**OBJECTIF**
Poursuivez le texte sur la plainte d'Ebox contre Bell Média à partir de sa dernière phrase.

Ottawa, le 12 février 2018

Ebox Inc.
Diverses localités au Québec

Dossier public de la présente demande : 2017-0909-9

Plainte alléguant un refus de Bell Média inc. de fournir certains de ses services de programmation

Le Conseil conclut que Bell Média inc. (Bell Média) n’a pas accordé de préférence à des entreprises de distribution de radiodiffusion (EDR) affiliées ou autres EDR et n’a pas assujetti Ebox Inc. (Ebox) à un désavantage lors de leurs négociations relatives à la fourniture de divers services de programmation.

En conséquence, le Conseil rejette la plainte d’Ebox. Le Conseil clarifie également les obligations des parties en vertu du Code sur la vente en gros afin d’aider les parties à résoudre ce différend à l’avenir.

Les parties

  1. Ebox Inc. (Ebox) est un fournisseur de services Internet indépendant qui a des abonnés au Québec et en Ontario. Il s’apprête à lancer des entreprises de distribution de radiodiffusion (EDR) exemptées pour desservir les villes de Montréal, Québec, Sherbrooke, Gatineau, Rivière-du-Loup, Trois-Rivières et Saguenay (Québec), ainsi que leurs régions environnantes.
  2. Bell Média inc. (Bell Média) est titulaire de divers services de programmation, y compris les services de sports d’intérêt général populaires TSN (langue anglaise) et RDS (langue française). Ce titulaire est affilié à des EDR terrestres et à une EDR par satellite de radiodiffusion directe qui sont exploitées par BCE inc. (BCE).

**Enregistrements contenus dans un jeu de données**
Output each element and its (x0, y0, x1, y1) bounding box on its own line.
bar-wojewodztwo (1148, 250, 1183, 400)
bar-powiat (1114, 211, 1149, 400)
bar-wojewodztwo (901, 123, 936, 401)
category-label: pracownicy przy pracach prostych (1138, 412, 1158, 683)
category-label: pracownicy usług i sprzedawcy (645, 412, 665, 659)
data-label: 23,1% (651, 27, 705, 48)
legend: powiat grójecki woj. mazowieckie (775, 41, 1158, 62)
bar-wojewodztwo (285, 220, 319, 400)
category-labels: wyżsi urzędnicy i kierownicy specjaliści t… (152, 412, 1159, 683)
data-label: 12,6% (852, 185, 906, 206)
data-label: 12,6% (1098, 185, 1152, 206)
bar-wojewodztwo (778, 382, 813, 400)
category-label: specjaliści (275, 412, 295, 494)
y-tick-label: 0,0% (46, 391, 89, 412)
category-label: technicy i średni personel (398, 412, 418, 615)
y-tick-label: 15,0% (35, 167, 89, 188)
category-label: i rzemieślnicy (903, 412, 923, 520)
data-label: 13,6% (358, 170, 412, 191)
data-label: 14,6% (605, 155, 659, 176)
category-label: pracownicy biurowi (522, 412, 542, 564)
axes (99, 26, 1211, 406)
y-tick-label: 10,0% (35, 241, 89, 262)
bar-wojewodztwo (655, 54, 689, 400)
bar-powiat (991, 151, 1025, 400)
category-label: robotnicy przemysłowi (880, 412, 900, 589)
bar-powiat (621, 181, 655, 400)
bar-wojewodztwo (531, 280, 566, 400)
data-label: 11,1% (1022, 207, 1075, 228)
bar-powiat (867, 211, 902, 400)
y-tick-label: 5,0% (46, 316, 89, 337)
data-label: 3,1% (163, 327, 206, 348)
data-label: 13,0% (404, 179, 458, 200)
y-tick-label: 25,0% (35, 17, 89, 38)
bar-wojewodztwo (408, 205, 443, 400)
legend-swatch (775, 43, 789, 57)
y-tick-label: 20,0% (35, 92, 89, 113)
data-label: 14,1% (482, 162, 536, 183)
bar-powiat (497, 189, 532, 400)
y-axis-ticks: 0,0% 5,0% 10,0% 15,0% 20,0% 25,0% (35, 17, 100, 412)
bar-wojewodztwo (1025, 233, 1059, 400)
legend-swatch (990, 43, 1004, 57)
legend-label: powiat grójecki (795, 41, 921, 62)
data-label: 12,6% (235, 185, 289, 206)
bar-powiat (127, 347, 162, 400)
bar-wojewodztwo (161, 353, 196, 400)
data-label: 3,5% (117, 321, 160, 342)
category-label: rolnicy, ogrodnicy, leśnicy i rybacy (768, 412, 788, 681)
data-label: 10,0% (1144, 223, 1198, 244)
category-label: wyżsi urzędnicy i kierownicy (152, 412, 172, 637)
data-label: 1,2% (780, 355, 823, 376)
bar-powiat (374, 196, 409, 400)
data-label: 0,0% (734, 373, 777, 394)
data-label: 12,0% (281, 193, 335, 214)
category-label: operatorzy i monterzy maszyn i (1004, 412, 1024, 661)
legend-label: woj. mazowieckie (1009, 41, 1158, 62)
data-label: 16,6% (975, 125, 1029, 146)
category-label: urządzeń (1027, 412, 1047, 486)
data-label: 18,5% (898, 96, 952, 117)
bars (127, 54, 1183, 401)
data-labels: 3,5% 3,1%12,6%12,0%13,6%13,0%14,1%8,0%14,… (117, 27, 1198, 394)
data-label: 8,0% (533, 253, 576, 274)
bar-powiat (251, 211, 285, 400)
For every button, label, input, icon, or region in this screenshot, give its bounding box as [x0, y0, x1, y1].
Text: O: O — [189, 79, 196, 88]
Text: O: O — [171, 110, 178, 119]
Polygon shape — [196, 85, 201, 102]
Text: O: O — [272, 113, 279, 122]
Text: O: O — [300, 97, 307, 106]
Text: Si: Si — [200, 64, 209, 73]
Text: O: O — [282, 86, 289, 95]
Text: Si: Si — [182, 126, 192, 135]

**RÉSULTAT DE L'EXERCICE**
La plainte

  1. Le 22 septembre 2017, Ebox a déposé une plainte contre Bell Média alléguant que ce fournisseur aurait accordé une préférence indue et fait subir un désavantage indu, en en vertu de l’article 11 du Règlement sur les services facultatifs, qui se lit comme suit :

    11 (1) Il est interdit au titulaire d’accorder à quiconque, y compris lui-même, une préférence indue ou d’assujettir quiconque à un désavantage indu.

    (2) Dans une instance devant le Conseil, il incombe au titulaire qui a accordé une préférence ou fait subir un désavantage d’établir que la préférence ou le désavantage n’est pas indu.

  2. Ebox allègue que Bell Média fournit ses services de programmation à ses EDR liées ainsi qu’à des EDR exploitées par Vidéotron, Shaw, Rogers et Cogeco dans les zones de desserte où Ebox prépare son lancement, et ce, tout en refusant de fournir ses services à Ebox.
  3. Ebox fait valoir que Bell Média abuse de sa position dominante d’entité verticalement intégrée possédant une part significative du secteur de la distribution et qu’il prévoit bénéficier de son refus d’offrir ses services de programmation à Ebox, un nouvel arrivant dans le paysage des EDR. Ebox précise également qu’il se trouverait considérablement désavantagé s’il n’avait pas accès à TSN et à RDS en particulier, car son offre aux futurs abonnés serait moins attrayante que celle des EDR existantes sur le marché. Ebox ajoute qu’il n’y a pas d’autre moyen pour lui d’accéder à la programmation de TSN et de RDS puisque les droits sur leur programmation sont accordés à titre exclusif.
  4. Ebox demande donc au Conseil de conclure que Bell Média accorde une préférence indue à ses propres EDR et à d’autres et désavantage ainsi Ebox. Il demande aussi au Conseil d’ordonner à Bell Média d’offrir ses services de programmation à Ebox et de reprendre les négociations de bonne foi, ainsi que de contraindre Bell Média à participer à tout processus de règlement des différends que le Conseil juge approprié.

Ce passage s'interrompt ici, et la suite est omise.